Stored entries
/---
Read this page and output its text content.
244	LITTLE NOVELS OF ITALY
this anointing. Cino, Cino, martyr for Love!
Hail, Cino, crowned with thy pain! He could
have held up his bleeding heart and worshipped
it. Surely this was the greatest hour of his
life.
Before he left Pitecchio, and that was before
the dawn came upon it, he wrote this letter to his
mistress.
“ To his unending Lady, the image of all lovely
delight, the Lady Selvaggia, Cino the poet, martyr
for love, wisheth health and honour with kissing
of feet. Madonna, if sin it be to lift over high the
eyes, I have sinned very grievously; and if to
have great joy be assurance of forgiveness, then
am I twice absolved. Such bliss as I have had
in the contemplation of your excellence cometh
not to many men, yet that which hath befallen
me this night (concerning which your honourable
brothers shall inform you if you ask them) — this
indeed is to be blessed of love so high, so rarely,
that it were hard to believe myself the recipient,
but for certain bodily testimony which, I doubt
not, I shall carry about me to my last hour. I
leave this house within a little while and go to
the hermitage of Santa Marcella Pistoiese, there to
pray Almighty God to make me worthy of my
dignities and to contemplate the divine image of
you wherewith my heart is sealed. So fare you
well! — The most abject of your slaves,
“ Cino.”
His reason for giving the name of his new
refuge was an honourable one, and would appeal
\---
/---
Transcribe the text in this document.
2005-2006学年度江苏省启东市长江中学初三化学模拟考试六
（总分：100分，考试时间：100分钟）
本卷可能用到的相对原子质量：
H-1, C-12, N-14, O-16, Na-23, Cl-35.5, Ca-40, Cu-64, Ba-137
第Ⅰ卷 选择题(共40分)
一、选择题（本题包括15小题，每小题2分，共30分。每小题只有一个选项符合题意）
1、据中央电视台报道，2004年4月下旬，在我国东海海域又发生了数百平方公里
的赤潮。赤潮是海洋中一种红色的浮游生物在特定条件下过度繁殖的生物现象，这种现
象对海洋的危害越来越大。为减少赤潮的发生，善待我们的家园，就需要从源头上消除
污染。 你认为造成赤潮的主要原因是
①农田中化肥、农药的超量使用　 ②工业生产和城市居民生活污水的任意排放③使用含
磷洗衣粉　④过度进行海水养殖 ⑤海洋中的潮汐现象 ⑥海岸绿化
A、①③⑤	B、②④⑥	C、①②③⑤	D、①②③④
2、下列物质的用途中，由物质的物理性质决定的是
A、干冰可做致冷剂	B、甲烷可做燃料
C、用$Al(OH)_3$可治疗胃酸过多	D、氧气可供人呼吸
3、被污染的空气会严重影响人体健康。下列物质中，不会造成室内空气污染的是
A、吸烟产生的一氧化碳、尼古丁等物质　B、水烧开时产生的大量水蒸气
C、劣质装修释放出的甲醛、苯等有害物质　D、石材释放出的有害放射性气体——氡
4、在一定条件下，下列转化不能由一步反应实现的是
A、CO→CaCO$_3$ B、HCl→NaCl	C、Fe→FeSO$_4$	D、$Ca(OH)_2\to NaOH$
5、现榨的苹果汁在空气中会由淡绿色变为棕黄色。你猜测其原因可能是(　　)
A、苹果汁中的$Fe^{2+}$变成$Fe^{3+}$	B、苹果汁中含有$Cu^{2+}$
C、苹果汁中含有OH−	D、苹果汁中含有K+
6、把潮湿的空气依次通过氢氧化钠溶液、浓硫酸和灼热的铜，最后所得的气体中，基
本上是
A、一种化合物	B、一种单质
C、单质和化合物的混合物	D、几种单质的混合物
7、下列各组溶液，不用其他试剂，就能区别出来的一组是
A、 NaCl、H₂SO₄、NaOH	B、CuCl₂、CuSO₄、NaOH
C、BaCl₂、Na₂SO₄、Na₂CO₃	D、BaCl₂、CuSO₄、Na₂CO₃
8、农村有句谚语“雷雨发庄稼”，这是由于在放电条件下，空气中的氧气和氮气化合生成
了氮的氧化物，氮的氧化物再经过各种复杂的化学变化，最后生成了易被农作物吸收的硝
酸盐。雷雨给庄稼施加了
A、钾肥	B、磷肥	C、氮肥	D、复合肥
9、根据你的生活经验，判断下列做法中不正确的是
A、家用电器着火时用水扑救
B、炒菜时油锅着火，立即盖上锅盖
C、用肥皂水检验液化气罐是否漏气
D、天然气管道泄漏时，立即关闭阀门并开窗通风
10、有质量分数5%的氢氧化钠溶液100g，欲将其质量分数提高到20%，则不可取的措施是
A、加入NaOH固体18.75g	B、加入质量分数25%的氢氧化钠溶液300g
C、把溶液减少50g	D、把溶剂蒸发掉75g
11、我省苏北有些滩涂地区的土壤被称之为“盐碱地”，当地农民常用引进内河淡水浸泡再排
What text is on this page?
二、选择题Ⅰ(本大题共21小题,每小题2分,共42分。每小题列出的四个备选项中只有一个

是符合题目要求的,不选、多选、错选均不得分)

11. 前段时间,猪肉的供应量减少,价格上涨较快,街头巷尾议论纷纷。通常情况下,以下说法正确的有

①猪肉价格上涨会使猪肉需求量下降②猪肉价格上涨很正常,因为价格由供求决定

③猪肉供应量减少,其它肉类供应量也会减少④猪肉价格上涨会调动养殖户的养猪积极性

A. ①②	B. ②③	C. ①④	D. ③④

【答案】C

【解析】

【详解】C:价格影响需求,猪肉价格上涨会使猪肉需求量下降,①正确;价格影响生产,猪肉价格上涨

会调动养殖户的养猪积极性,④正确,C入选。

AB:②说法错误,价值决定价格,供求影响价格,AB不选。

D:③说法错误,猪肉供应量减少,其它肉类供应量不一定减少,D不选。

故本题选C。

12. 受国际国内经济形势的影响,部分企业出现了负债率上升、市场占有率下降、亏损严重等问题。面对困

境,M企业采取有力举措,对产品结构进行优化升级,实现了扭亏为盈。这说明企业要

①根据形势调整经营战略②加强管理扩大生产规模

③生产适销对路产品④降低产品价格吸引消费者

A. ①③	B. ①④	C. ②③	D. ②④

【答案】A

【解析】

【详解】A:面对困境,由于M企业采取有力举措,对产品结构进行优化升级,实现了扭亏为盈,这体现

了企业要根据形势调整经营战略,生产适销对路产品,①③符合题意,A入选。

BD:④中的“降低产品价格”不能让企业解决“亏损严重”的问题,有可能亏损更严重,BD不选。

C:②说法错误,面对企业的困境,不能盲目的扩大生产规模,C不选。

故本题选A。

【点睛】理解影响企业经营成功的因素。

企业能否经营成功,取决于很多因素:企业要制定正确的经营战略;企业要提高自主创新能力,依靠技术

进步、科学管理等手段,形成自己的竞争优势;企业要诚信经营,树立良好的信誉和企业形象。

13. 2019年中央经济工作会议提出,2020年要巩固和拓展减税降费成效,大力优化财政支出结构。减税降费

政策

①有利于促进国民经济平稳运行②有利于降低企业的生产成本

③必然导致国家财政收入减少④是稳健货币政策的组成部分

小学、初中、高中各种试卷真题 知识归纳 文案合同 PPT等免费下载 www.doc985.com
\---
- _YOUR OBJECTIVE_
For each line in the data above that contains the string "hour", extract the line.

- _RESPONSE TO THIS EXERCISE_
it. Surely this was the greatest hour of his
not, I shall carry about me to my last hour. I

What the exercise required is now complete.